Stored dataset items
· · · ·

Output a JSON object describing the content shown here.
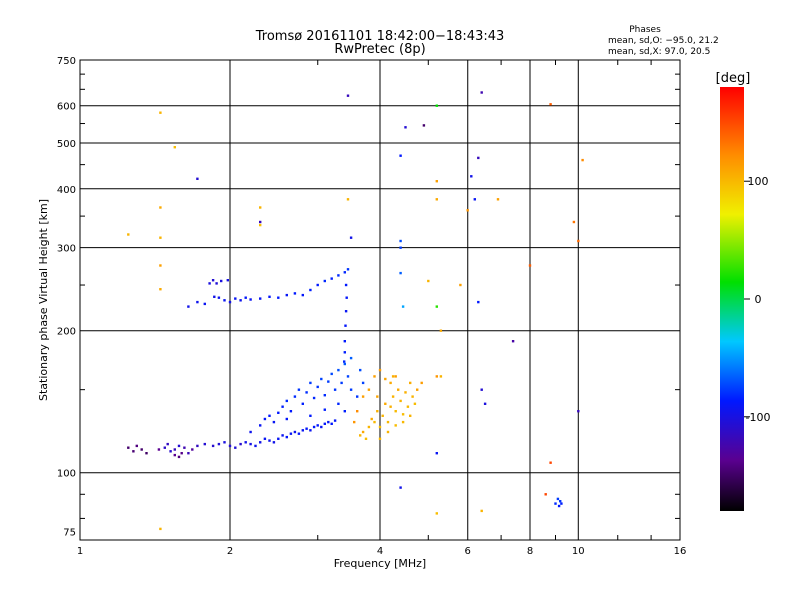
{
  "chart_data": {
    "type": "scatter",
    "title": "Tromsø 20161101 18:42:00−18:43:43",
    "subtitle": "RwPretec (8p)",
    "xlabel": "Frequency [MHz]",
    "ylabel": "Stationary phase Virtual Height [km]",
    "x_scale": "log2",
    "y_scale": "log",
    "xlim": [
      1,
      16
    ],
    "ylim": [
      72,
      750
    ],
    "x_ticks": [
      1,
      2,
      4,
      6,
      8,
      10,
      16
    ],
    "y_ticks": [
      75,
      100,
      200,
      300,
      400,
      500,
      600,
      750
    ],
    "grid": true,
    "stats": {
      "heading": "Phases",
      "line1": "mean, sd,O:  −95.0, 21.2",
      "line2": "mean, sd,X:  97.0, 20.5"
    },
    "colorbar": {
      "label": "[deg]",
      "ticks": [
        100,
        0,
        -100
      ],
      "range": [
        -180,
        180
      ]
    },
    "color_scale": "rainbow, -180 (black/purple) to 180 (red)",
    "series": [
      {
        "points": [
          [
            1.48,
            113,
            -115
          ],
          [
            1.5,
            115,
            -118
          ],
          [
            1.52,
            111,
            -112
          ],
          [
            1.55,
            112,
            -120
          ],
          [
            1.58,
            114,
            -110
          ],
          [
            1.62,
            113,
            -125
          ],
          [
            1.65,
            110,
            -122
          ],
          [
            1.72,
            114,
            -118
          ],
          [
            1.78,
            115,
            -110
          ],
          [
            1.85,
            114,
            -112
          ],
          [
            1.9,
            115,
            -108
          ],
          [
            1.95,
            116,
            -105
          ],
          [
            2.0,
            114,
            -110
          ],
          [
            2.05,
            113,
            -108
          ],
          [
            2.1,
            115,
            -112
          ],
          [
            2.15,
            116,
            -100
          ],
          [
            2.2,
            115,
            -102
          ],
          [
            2.25,
            114,
            -98
          ],
          [
            2.3,
            116,
            -100
          ],
          [
            2.35,
            118,
            -95
          ],
          [
            2.4,
            117,
            -98
          ],
          [
            2.45,
            116,
            -100
          ],
          [
            2.5,
            118,
            -95
          ],
          [
            2.55,
            120,
            -96
          ],
          [
            2.6,
            119,
            -92
          ],
          [
            2.65,
            121,
            -95
          ],
          [
            2.7,
            122,
            -98
          ],
          [
            2.75,
            121,
            -92
          ],
          [
            2.8,
            123,
            -95
          ],
          [
            2.85,
            124,
            -92
          ],
          [
            2.9,
            123,
            -96
          ],
          [
            2.95,
            125,
            -90
          ],
          [
            3.0,
            126,
            -92
          ],
          [
            3.05,
            125,
            -95
          ],
          [
            3.1,
            127,
            -92
          ],
          [
            3.15,
            128,
            -95
          ],
          [
            3.2,
            127,
            -90
          ],
          [
            3.25,
            129,
            -92
          ],
          [
            2.2,
            122,
            -98
          ],
          [
            2.3,
            126,
            -95
          ],
          [
            2.35,
            130,
            -92
          ],
          [
            2.45,
            128,
            -95
          ],
          [
            2.5,
            134,
            -90
          ],
          [
            2.55,
            138,
            -88
          ],
          [
            2.6,
            142,
            -85
          ],
          [
            2.65,
            135,
            -90
          ],
          [
            2.7,
            145,
            -85
          ],
          [
            2.75,
            150,
            -82
          ],
          [
            2.8,
            140,
            -88
          ],
          [
            2.85,
            148,
            -84
          ],
          [
            2.9,
            155,
            -80
          ],
          [
            2.95,
            144,
            -86
          ],
          [
            3.0,
            152,
            -82
          ],
          [
            3.05,
            158,
            -78
          ],
          [
            3.1,
            146,
            -85
          ],
          [
            3.15,
            156,
            -80
          ],
          [
            3.2,
            162,
            -76
          ],
          [
            3.25,
            150,
            -82
          ],
          [
            3.3,
            165,
            -74
          ],
          [
            3.35,
            155,
            -80
          ],
          [
            3.4,
            170,
            -72
          ],
          [
            3.45,
            160,
            -78
          ],
          [
            3.5,
            175,
            -70
          ],
          [
            3.5,
            150,
            -80
          ],
          [
            3.6,
            145,
            -82
          ],
          [
            3.65,
            165,
            -75
          ],
          [
            3.7,
            155,
            -78
          ],
          [
            3.3,
            140,
            -86
          ],
          [
            3.4,
            135,
            -88
          ],
          [
            2.4,
            132,
            -92
          ],
          [
            2.6,
            130,
            -92
          ],
          [
            2.9,
            132,
            -90
          ],
          [
            3.1,
            136,
            -88
          ],
          [
            1.25,
            113,
            -150
          ],
          [
            1.28,
            111,
            -148
          ],
          [
            1.3,
            114,
            -145
          ],
          [
            1.33,
            112,
            -150
          ],
          [
            1.36,
            110,
            -152
          ],
          [
            1.55,
            109,
            -140
          ],
          [
            1.58,
            108,
            -145
          ],
          [
            1.6,
            110,
            -142
          ],
          [
            1.68,
            112,
            -135
          ],
          [
            1.44,
            112,
            -140
          ],
          [
            1.82,
            252,
            -105
          ],
          [
            1.85,
            256,
            -110
          ],
          [
            1.88,
            252,
            -108
          ],
          [
            1.92,
            255,
            -105
          ],
          [
            1.98,
            256,
            -102
          ],
          [
            1.86,
            236,
            -100
          ],
          [
            1.9,
            235,
            -98
          ],
          [
            1.95,
            232,
            -96
          ],
          [
            2.0,
            230,
            -100
          ],
          [
            2.05,
            234,
            -95
          ],
          [
            2.1,
            232,
            -98
          ],
          [
            2.15,
            235,
            -92
          ],
          [
            2.2,
            233,
            -96
          ],
          [
            2.3,
            234,
            -95
          ],
          [
            2.4,
            236,
            -92
          ],
          [
            2.5,
            235,
            -90
          ],
          [
            2.6,
            238,
            -94
          ],
          [
            2.7,
            240,
            -90
          ],
          [
            2.8,
            238,
            -92
          ],
          [
            2.9,
            244,
            -88
          ],
          [
            3.0,
            250,
            -90
          ],
          [
            3.1,
            255,
            -86
          ],
          [
            3.2,
            258,
            -88
          ],
          [
            3.3,
            262,
            -85
          ],
          [
            3.4,
            266,
            -86
          ],
          [
            3.45,
            270,
            -82
          ],
          [
            1.65,
            225,
            -100
          ],
          [
            1.72,
            230,
            -98
          ],
          [
            1.78,
            228,
            -96
          ],
          [
            3.42,
            250,
            -90
          ],
          [
            3.43,
            235,
            -92
          ],
          [
            3.42,
            220,
            -95
          ],
          [
            3.41,
            205,
            -92
          ],
          [
            3.4,
            190,
            -90
          ],
          [
            3.4,
            180,
            -88
          ],
          [
            3.39,
            172,
            -86
          ],
          [
            9.0,
            86,
            -85
          ],
          [
            9.1,
            88,
            -80
          ],
          [
            9.15,
            85,
            -90
          ],
          [
            9.2,
            87,
            -82
          ],
          [
            9.25,
            86,
            -88
          ],
          [
            4.4,
            93,
            -100
          ],
          [
            5.2,
            110,
            -95
          ],
          [
            6.4,
            150,
            -110
          ],
          [
            6.5,
            140,
            -105
          ],
          [
            10.0,
            135,
            -120
          ],
          [
            7.4,
            190,
            -130
          ],
          [
            6.3,
            230,
            -90
          ],
          [
            6.3,
            465,
            -120
          ],
          [
            6.4,
            640,
            -125
          ],
          [
            6.2,
            380,
            -95
          ],
          [
            4.4,
            310,
            -75
          ],
          [
            4.4,
            300,
            -80
          ],
          [
            4.45,
            225,
            -50
          ],
          [
            4.4,
            265,
            -70
          ],
          [
            5.2,
            225,
            20
          ],
          [
            5.2,
            600,
            10
          ],
          [
            4.5,
            540,
            -110
          ],
          [
            4.9,
            545,
            -150
          ],
          [
            4.4,
            470,
            -90
          ],
          [
            3.45,
            630,
            -120
          ],
          [
            1.72,
            420,
            -110
          ],
          [
            2.3,
            340,
            -120
          ],
          [
            3.5,
            315,
            -100
          ],
          [
            6.1,
            425,
            -100
          ]
        ]
      },
      {
        "points": [
          [
            3.65,
            120,
            100
          ],
          [
            3.7,
            122,
            105
          ],
          [
            3.75,
            118,
            95
          ],
          [
            3.8,
            125,
            100
          ],
          [
            3.85,
            130,
            105
          ],
          [
            3.9,
            128,
            98
          ],
          [
            3.95,
            135,
            102
          ],
          [
            4.0,
            125,
            95
          ],
          [
            4.05,
            132,
            100
          ],
          [
            4.1,
            140,
            105
          ],
          [
            4.15,
            128,
            98
          ],
          [
            4.2,
            138,
            102
          ],
          [
            4.25,
            145,
            100
          ],
          [
            4.3,
            135,
            97
          ],
          [
            4.35,
            150,
            105
          ],
          [
            4.4,
            142,
            100
          ],
          [
            4.45,
            133,
            96
          ],
          [
            4.5,
            148,
            102
          ],
          [
            4.55,
            138,
            98
          ],
          [
            4.6,
            155,
            104
          ],
          [
            4.65,
            145,
            100
          ],
          [
            4.7,
            140,
            96
          ],
          [
            3.7,
            145,
            110
          ],
          [
            3.8,
            150,
            108
          ],
          [
            3.9,
            160,
            110
          ],
          [
            4.0,
            165,
            112
          ],
          [
            4.1,
            158,
            108
          ],
          [
            4.2,
            155,
            105
          ],
          [
            4.0,
            118,
            98
          ],
          [
            4.15,
            122,
            100
          ],
          [
            4.3,
            126,
            96
          ],
          [
            4.45,
            128,
            98
          ],
          [
            4.6,
            132,
            100
          ],
          [
            4.75,
            150,
            110
          ],
          [
            4.85,
            155,
            112
          ],
          [
            5.2,
            160,
            115
          ],
          [
            3.6,
            135,
            120
          ],
          [
            3.55,
            128,
            115
          ],
          [
            3.95,
            145,
            108
          ],
          [
            4.25,
            160,
            102
          ],
          [
            1.45,
            580,
            100
          ],
          [
            1.55,
            490,
            95
          ],
          [
            1.45,
            365,
            105
          ],
          [
            1.45,
            315,
            100
          ],
          [
            1.45,
            275,
            110
          ],
          [
            1.45,
            245,
            105
          ],
          [
            1.25,
            320,
            100
          ],
          [
            2.3,
            365,
            100
          ],
          [
            2.3,
            335,
            95
          ],
          [
            1.45,
            76,
            100
          ],
          [
            5.2,
            415,
            110
          ],
          [
            5.2,
            380,
            105
          ],
          [
            5.0,
            255,
            100
          ],
          [
            5.3,
            200,
            105
          ],
          [
            5.3,
            160,
            100
          ],
          [
            4.3,
            160,
            110
          ],
          [
            3.45,
            380,
            100
          ],
          [
            6.9,
            380,
            110
          ],
          [
            6.4,
            83,
            100
          ],
          [
            5.2,
            82,
            95
          ],
          [
            8.8,
            604,
            140
          ],
          [
            8.8,
            105,
            150
          ],
          [
            8.6,
            90,
            150
          ],
          [
            10.2,
            460,
            120
          ],
          [
            9.8,
            340,
            130
          ],
          [
            10.0,
            310,
            135
          ],
          [
            8.0,
            275,
            140
          ],
          [
            6.0,
            360,
            115
          ],
          [
            5.8,
            250,
            110
          ]
        ]
      }
    ]
  }
}
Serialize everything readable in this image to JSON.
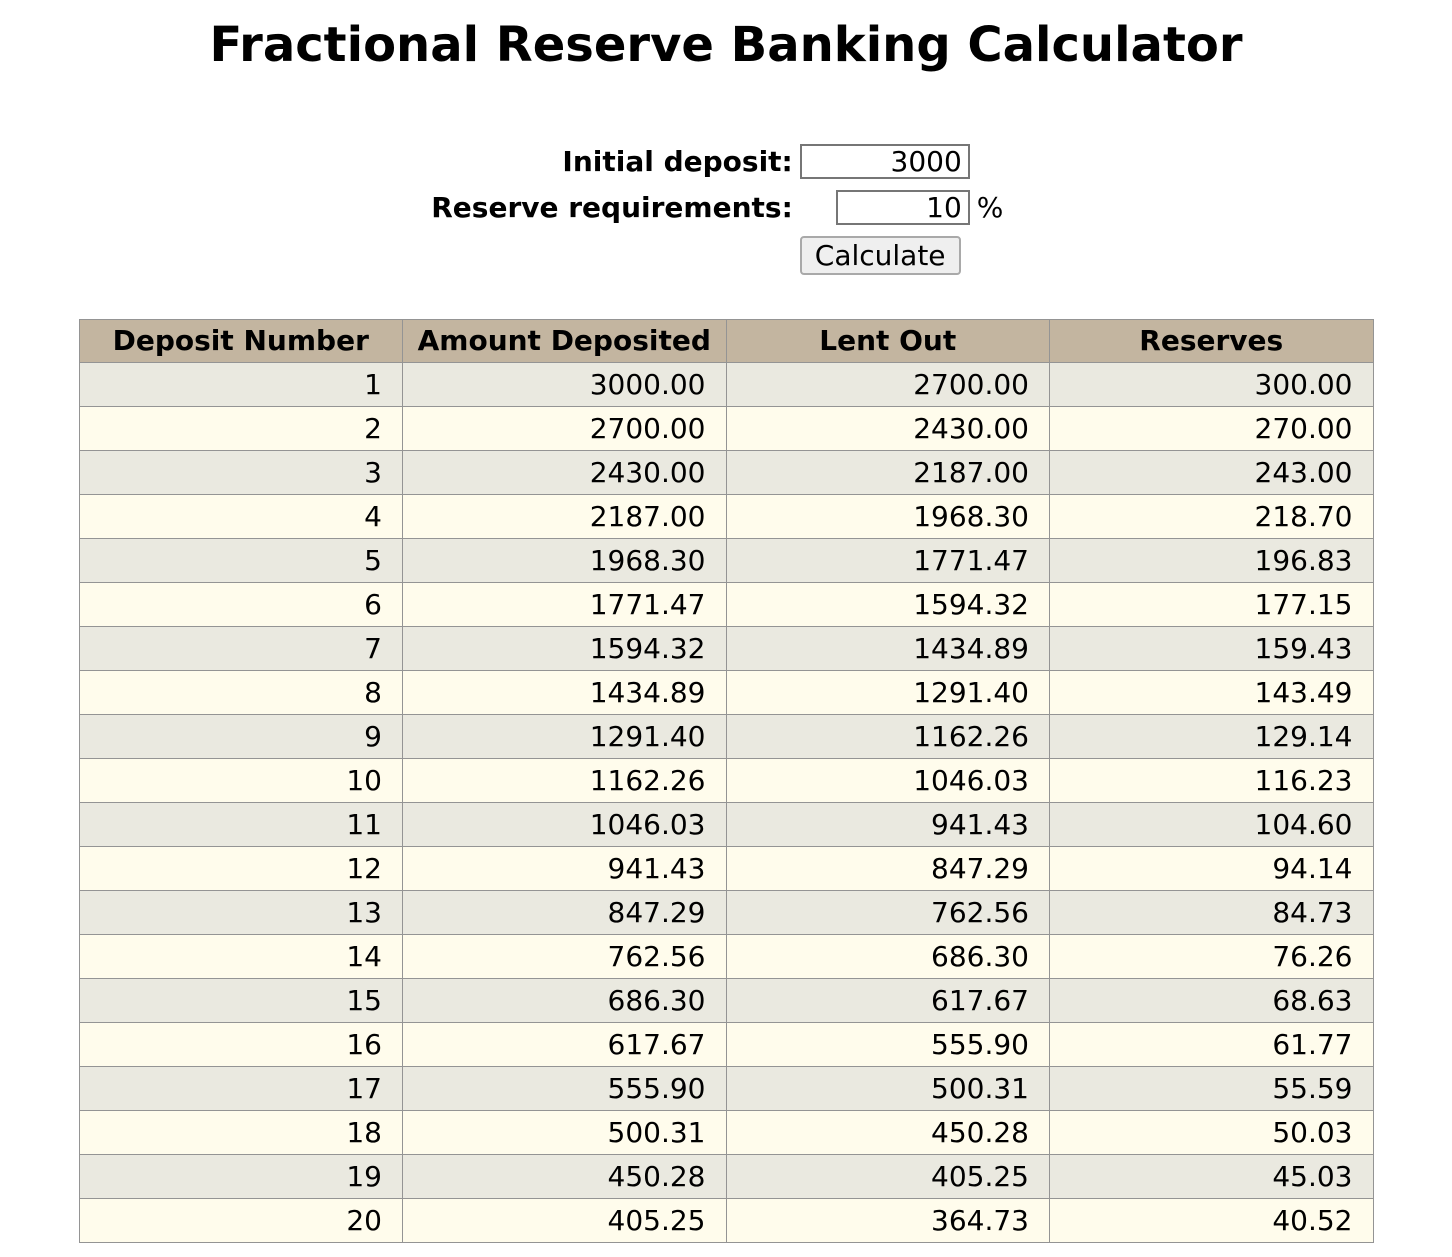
{
  "page": {
    "title": "Fractional Reserve Banking Calculator"
  },
  "form": {
    "initial_deposit": {
      "label": "Initial deposit:",
      "value": "3000"
    },
    "reserve_requirements": {
      "label": "Reserve requirements:",
      "value": "10",
      "unit": "%"
    },
    "calculate_label": "Calculate"
  },
  "table": {
    "headers": [
      "Deposit Number",
      "Amount Deposited",
      "Lent Out",
      "Reserves"
    ],
    "rows": [
      [
        "1",
        "3000.00",
        "2700.00",
        "300.00"
      ],
      [
        "2",
        "2700.00",
        "2430.00",
        "270.00"
      ],
      [
        "3",
        "2430.00",
        "2187.00",
        "243.00"
      ],
      [
        "4",
        "2187.00",
        "1968.30",
        "218.70"
      ],
      [
        "5",
        "1968.30",
        "1771.47",
        "196.83"
      ],
      [
        "6",
        "1771.47",
        "1594.32",
        "177.15"
      ],
      [
        "7",
        "1594.32",
        "1434.89",
        "159.43"
      ],
      [
        "8",
        "1434.89",
        "1291.40",
        "143.49"
      ],
      [
        "9",
        "1291.40",
        "1162.26",
        "129.14"
      ],
      [
        "10",
        "1162.26",
        "1046.03",
        "116.23"
      ],
      [
        "11",
        "1046.03",
        "941.43",
        "104.60"
      ],
      [
        "12",
        "941.43",
        "847.29",
        "94.14"
      ],
      [
        "13",
        "847.29",
        "762.56",
        "84.73"
      ],
      [
        "14",
        "762.56",
        "686.30",
        "76.26"
      ],
      [
        "15",
        "686.30",
        "617.67",
        "68.63"
      ],
      [
        "16",
        "617.67",
        "555.90",
        "61.77"
      ],
      [
        "17",
        "555.90",
        "500.31",
        "55.59"
      ],
      [
        "18",
        "500.31",
        "450.28",
        "50.03"
      ],
      [
        "19",
        "450.28",
        "405.25",
        "45.03"
      ],
      [
        "20",
        "405.25",
        "364.73",
        "40.52"
      ]
    ]
  },
  "colors": {
    "header_bg": "#c3b5a0",
    "row_odd": "#eae9e0",
    "row_even": "#fffcec",
    "border": "#949494"
  }
}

· · · ·

• _REQUIRED TASK_
Check every line of the data above for the string "mean", and copy those that have it.

• _SOLVED EXERCISE_
      "line1": "mean, sd,O:  −95.0, 21.2",
      "line2": "mean, sd,X:  97.0, 20.5"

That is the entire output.